### Exercise data

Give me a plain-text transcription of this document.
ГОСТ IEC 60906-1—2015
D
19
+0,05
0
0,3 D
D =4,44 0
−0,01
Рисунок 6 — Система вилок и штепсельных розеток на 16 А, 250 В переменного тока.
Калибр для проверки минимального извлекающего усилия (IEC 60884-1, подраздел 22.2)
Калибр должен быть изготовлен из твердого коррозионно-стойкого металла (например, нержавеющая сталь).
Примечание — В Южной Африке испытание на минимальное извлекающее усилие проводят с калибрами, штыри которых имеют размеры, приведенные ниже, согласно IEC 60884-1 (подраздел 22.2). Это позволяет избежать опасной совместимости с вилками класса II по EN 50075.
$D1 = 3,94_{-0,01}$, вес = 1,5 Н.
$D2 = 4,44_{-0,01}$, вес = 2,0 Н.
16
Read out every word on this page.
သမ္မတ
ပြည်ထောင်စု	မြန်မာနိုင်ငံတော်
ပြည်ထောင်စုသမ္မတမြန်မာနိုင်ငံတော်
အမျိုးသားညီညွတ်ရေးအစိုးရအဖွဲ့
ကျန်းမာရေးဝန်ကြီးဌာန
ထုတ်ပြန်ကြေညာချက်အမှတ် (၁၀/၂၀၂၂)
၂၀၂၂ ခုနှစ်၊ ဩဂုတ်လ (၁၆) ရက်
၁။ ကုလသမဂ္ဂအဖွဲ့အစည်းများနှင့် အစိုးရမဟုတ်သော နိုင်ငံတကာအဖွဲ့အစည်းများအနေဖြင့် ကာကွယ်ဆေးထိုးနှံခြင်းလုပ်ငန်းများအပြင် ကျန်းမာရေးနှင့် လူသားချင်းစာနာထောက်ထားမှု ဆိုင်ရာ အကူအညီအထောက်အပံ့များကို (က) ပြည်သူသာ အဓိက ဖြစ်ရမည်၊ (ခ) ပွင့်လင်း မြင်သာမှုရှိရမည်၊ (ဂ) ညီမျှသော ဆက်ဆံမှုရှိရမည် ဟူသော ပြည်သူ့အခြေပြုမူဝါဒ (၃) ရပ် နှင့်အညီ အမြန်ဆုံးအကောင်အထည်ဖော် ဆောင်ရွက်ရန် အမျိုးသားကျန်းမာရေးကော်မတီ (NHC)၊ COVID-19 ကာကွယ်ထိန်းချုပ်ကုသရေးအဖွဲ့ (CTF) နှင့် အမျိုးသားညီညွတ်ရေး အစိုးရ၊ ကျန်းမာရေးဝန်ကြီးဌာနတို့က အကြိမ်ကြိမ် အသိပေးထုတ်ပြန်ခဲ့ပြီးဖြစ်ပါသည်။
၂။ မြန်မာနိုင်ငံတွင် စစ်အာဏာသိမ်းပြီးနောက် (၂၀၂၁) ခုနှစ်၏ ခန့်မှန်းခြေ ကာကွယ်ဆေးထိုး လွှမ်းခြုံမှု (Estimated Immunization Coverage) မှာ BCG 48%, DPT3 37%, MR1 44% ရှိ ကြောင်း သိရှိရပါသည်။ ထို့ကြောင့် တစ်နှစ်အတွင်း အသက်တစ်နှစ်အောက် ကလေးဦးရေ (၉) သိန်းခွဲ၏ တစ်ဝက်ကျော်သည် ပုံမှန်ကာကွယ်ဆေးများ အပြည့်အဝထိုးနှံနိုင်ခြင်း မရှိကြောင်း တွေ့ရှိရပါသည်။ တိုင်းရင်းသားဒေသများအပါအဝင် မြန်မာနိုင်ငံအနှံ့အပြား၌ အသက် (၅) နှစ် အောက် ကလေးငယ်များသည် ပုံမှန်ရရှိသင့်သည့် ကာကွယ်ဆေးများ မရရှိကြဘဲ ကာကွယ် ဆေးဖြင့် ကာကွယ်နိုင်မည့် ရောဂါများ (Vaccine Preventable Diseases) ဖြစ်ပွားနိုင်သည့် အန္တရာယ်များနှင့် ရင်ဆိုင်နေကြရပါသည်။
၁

######

▶ _The problem_: Copy each record from above exactly, and include every line.

▶ _Correct answer_:
Give me a plain-text transcription of this document.
ГОСТ IEC 60906-1—2015
D
19
+0,05
0
0,3 D
D =4,44 0
−0,01
Рисунок 6 — Система вилок и штепсельных розеток на 16 А, 250 В переменного тока.
Калибр для проверки минимального извлекающего усилия (IEC 60884-1, подраздел 22.2)
Калибр должен быть изготовлен из твердого коррозионно-стойкого металла (например, нержавеющая сталь).
Примечание — В Южной Африке испытание на минимальное извлекающее усилие проводят с калибрами, штыри которых имеют размеры, приведенные ниже, согласно IEC 60884-1 (подраздел 22.2). Это позволяет избежать опасной совместимости с вилками класса II по EN 50075.
$D1 = 3,94_{-0,01}$, вес = 1,5 Н.
$D2 = 4,44_{-0,01}$, вес = 2,0 Н.
16
Read out every word on this page.
သမ္မတ
ပြည်ထောင်စု	မြန်မာနိုင်ငံတော်
ပြည်ထောင်စုသမ္မတမြန်မာနိုင်ငံတော်
အမျိုးသားညီညွတ်ရေးအစိုးရအဖွဲ့
ကျန်းမာရေးဝန်ကြီးဌာန
ထုတ်ပြန်ကြေညာချက်အမှတ် (၁၀/၂၀၂၂)
၂၀၂၂ ခုနှစ်၊ ဩဂုတ်လ (၁၆) ရက်
၁။ ကုလသမဂ္ဂအဖွဲ့အစည်းများနှင့် အစိုးရမဟုတ်သော နိုင်ငံတကာအဖွဲ့အစည်းများအနေဖြင့် ကာကွယ်ဆေးထိုးနှံခြင်းလုပ်ငန်းများအပြင် ကျန်းမာရေးနှင့် လူသားချင်းစာနာထောက်ထားမှု ဆိုင်ရာ အကူအညီအထောက်အပံ့များကို (က) ပြည်သူသာ အဓိက ဖြစ်ရမည်၊ (ခ) ပွင့်လင်း မြင်သာမှုရှိရမည်၊ (ဂ) ညီမျှသော ဆက်ဆံမှုရှိရမည် ဟူသော ပြည်သူ့အခြေပြုမူဝါဒ (၃) ရပ် နှင့်အညီ အမြန်ဆုံးအကောင်အထည်ဖော် ဆောင်ရွက်ရန် အမျိုးသားကျန်းမာရေးကော်မတီ (NHC)၊ COVID-19 ကာကွယ်ထိန်းချုပ်ကုသရေးအဖွဲ့ (CTF) နှင့် အမျိုးသားညီညွတ်ရေး အစိုးရ၊ ကျန်းမာရေးဝန်ကြီးဌာနတို့က အကြိမ်ကြိမ် အသိပေးထုတ်ပြန်ခဲ့ပြီးဖြစ်ပါသည်။
၂။ မြန်မာနိုင်ငံတွင် စစ်အာဏာသိမ်းပြီးနောက် (၂၀၂၁) ခုနှစ်၏ ခန့်မှန်းခြေ ကာကွယ်ဆေးထိုး လွှမ်းခြုံမှု (Estimated Immunization Coverage) မှာ BCG 48%, DPT3 37%, MR1 44% ရှိ ကြောင်း သိရှိရပါသည်။ ထို့ကြောင့် တစ်နှစ်အတွင်း အသက်တစ်နှစ်အောက် ကလေးဦးရေ (၉) သိန်းခွဲ၏ တစ်ဝက်ကျော်သည် ပုံမှန်ကာကွယ်ဆေးများ အပြည့်အဝထိုးနှံနိုင်ခြင်း မရှိကြောင်း တွေ့ရှိရပါသည်။ တိုင်းရင်းသားဒေသများအပါအဝင် မြန်မာနိုင်ငံအနှံ့အပြား၌ အသက် (၅) နှစ် အောက် ကလေးငယ်များသည် ပုံမှန်ရရှိသင့်သည့် ကာကွယ်ဆေးများ မရရှိကြဘဲ ကာကွယ် ဆေးဖြင့် ကာကွယ်နိုင်မည့် ရောဂါများ (Vaccine Preventable Diseases) ဖြစ်ပွားနိုင်သည့် အန္တရာယ်များနှင့် ရင်ဆိုင်နေကြရပါသည်။
၁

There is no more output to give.